• **Texto de origen**:
# # # # # # #
En todas las grandes acciones militares son siempre decisivos los momentos de sorpresa. Y aquí se evidencia magníficamente el genio particular de Mahomet. Nadie sospecha nada de su propósito. "S: un pelo de mi barba conociese mis ideas, lo arrancaría" -dijo cierta vez de sí mismo ese pérfido genial. Y mientras los cañones retumbaban jactanciosos contra las murallas, ejecútanse sus órdenes de un modo perfecto. Setenta embarcaciones transpórtanse en esa noche del 22 de abril de un mar al otro, por montañas y valles, viñedos, campos y bosques. A la mañana siguiente los ciudadanos de Bizancio creen soñar: una flota enemiga navega como traída por manos de espectros, embanderada y equipada, en el corazón de la bahía, considerada inaccesible; aun se restriegan los ojos y no comprenden cómo pudo hacerse ese milagro, cuando ya prorrumpen en júbilo pífanos, címbalos v tambores al pie de la muralla lateral hasta entonces protegida por el puerto. Todo el Cuerno de Oro, excepción hecha de aquel estrecho espacio de Gálata en que se halla encerrada la flota cristiana, pasa, debido a ese golpe genial, al dominio del sultán y de su ejército. Ahora puede llevar libremente sus tropas por un puente de pontones contra la muralla más débil. Con eso amenaza al flanco flojo y consigue que la de por sí ya escasa línea defensiva se reduzca más aún en espesor por tener que cubrir un frente más largo. El puño férreo se cierra más y más alrededor de la garganta de su víctima.
# # # # # # #
• **Bloque de datos**:
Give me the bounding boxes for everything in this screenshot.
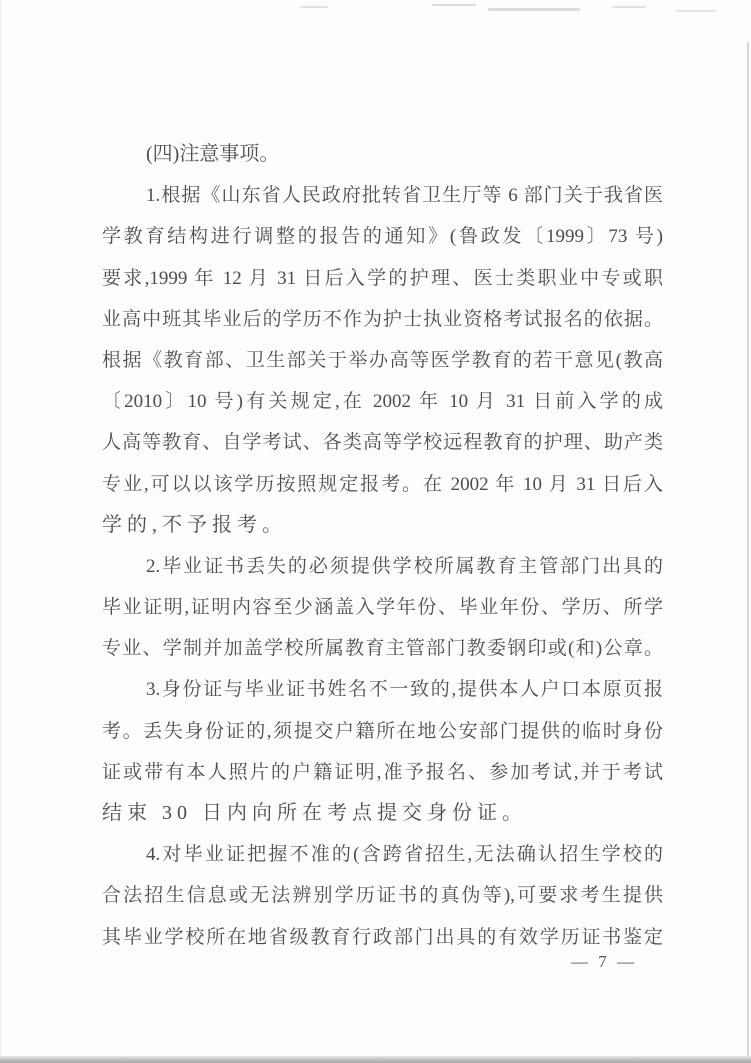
# # # # # # #
• **Ejercicios propuestos**:
1. ¿Concuerdan con el texto sobre el asedio de Bizancio estas afirmaciones? Responde sí o no a cada una y cita literalmente las palabras del texto que lo deciden: (a) Setenta embarcaciones fueron trasladadas de un mar al otro durante la noche del 22 de abril. (b) Tras la maniobra, la flota cristiana quedó dueña de todo el Cuerno de Oro. (c) Mahomet daba a conocer sus planes antes de ejecutarlos.
2. Prosigue el texto sobre el asedio de Bizancio a partir de su última frase.
Los datos son un material aparte, independiente del texto.

• **Resultados**:
1.
(a) Sí: «Setenta embarcaciones transpórtanse en esa noche del 22 de abril de un mar al otro»
(b) No: «Todo el Cuerno de Oro, excepción hecha de aquel estrecho espacio de Gálata en que se halla encerrada la flota cristiana, pasa, debido a ese golpe genial, al dominio del sultán y de su ejército»
(c) No: «Nadie sospecha nada de su propósito»

2.
¡SOCORRO, EUROPA!
Los sitiados ya no se engañan, saben que de no recibir pronta ayuda no podrán resistir mucho tiempo más detrás de las murallas derruidas a cañonazos, ahora que también son atacados por el flanco débil. 8.000 hombres contra 150.000. ¿Pero no prometió la Signoria de Venecia solemnemente que enviaría barcos? ¿Puede permanecer indiferente el Papa cuando Hagia Sophia, la más hermosa iglesia de Occidente, corre peligro de convertirse en una mez-quita de la infidelidad? ¿Aun no comprende el peligro para la cultura de Occidente la Europa confundida por la rencilla y dividida por céntuples intrigas mezquinas? Quizás -así se consuelan los sitiados- está desde hace tiempo ya lista la flota de socorro y sólo por ignorancia tarda en levar anclas, y bastaría hacerle comprender la enorme responsabilidad de esa demora mortífera.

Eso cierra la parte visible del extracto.